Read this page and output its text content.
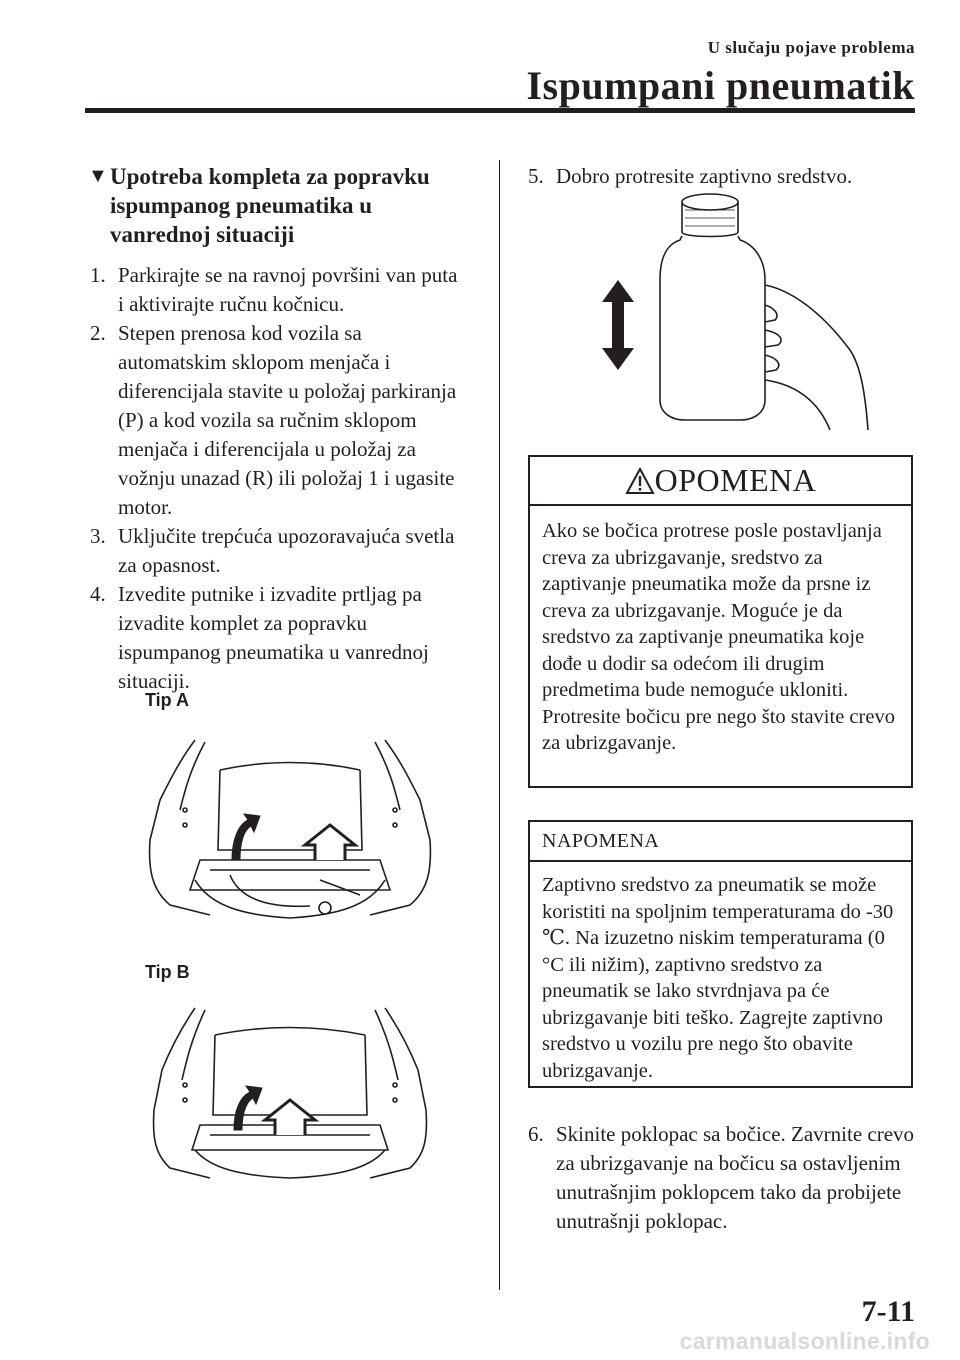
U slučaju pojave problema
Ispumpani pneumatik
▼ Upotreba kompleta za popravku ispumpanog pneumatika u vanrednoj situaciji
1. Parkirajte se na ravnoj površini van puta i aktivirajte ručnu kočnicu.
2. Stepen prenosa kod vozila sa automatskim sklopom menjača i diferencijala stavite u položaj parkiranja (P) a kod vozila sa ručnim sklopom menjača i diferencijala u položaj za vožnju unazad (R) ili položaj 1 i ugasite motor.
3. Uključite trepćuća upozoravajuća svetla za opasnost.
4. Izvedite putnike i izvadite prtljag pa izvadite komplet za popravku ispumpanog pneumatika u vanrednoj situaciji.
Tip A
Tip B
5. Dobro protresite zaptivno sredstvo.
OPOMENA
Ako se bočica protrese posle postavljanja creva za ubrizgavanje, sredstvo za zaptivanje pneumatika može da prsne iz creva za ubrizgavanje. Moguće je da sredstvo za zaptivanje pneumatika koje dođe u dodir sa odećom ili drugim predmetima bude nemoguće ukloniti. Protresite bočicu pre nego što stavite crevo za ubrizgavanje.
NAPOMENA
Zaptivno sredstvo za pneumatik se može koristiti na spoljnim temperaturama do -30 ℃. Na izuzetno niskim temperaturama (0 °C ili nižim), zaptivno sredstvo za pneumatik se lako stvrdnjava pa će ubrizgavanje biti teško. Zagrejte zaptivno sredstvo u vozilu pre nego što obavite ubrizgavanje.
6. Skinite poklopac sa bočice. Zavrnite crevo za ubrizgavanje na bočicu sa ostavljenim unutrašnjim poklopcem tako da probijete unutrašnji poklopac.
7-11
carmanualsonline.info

####

(Short task):
Repeat the data exactly, excluding the pictures.

(Finished answer):
Read this page and output its text content.
U slučaju pojave problema
Ispumpani pneumatik
▼ Upotreba kompleta za popravku ispumpanog pneumatika u vanrednoj situaciji
1. Parkirajte se na ravnoj površini van puta i aktivirajte ručnu kočnicu.
2. Stepen prenosa kod vozila sa automatskim sklopom menjača i diferencijala stavite u položaj parkiranja (P) a kod vozila sa ručnim sklopom menjača i diferencijala u položaj za vožnju unazad (R) ili položaj 1 i ugasite motor.
3. Uključite trepćuća upozoravajuća svetla za opasnost.
4. Izvedite putnike i izvadite prtljag pa izvadite komplet za popravku ispumpanog pneumatika u vanrednoj situaciji.
Tip A
Tip B
5. Dobro protresite zaptivno sredstvo.
OPOMENA
Ako se bočica protrese posle postavljanja creva za ubrizgavanje, sredstvo za zaptivanje pneumatika može da prsne iz creva za ubrizgavanje. Moguće je da sredstvo za zaptivanje pneumatika koje dođe u dodir sa odećom ili drugim predmetima bude nemoguće ukloniti. Protresite bočicu pre nego što stavite crevo za ubrizgavanje.
NAPOMENA
Zaptivno sredstvo za pneumatik se može koristiti na spoljnim temperaturama do -30 ℃. Na izuzetno niskim temperaturama (0 °C ili nižim), zaptivno sredstvo za pneumatik se lako stvrdnjava pa će ubrizgavanje biti teško. Zagrejte zaptivno sredstvo u vozilu pre nego što obavite ubrizgavanje.
6. Skinite poklopac sa bočice. Zavrnite crevo za ubrizgavanje na bočicu sa ostavljenim unutrašnjim poklopcem tako da probijete unutrašnji poklopac.
7-11
carmanualsonline.info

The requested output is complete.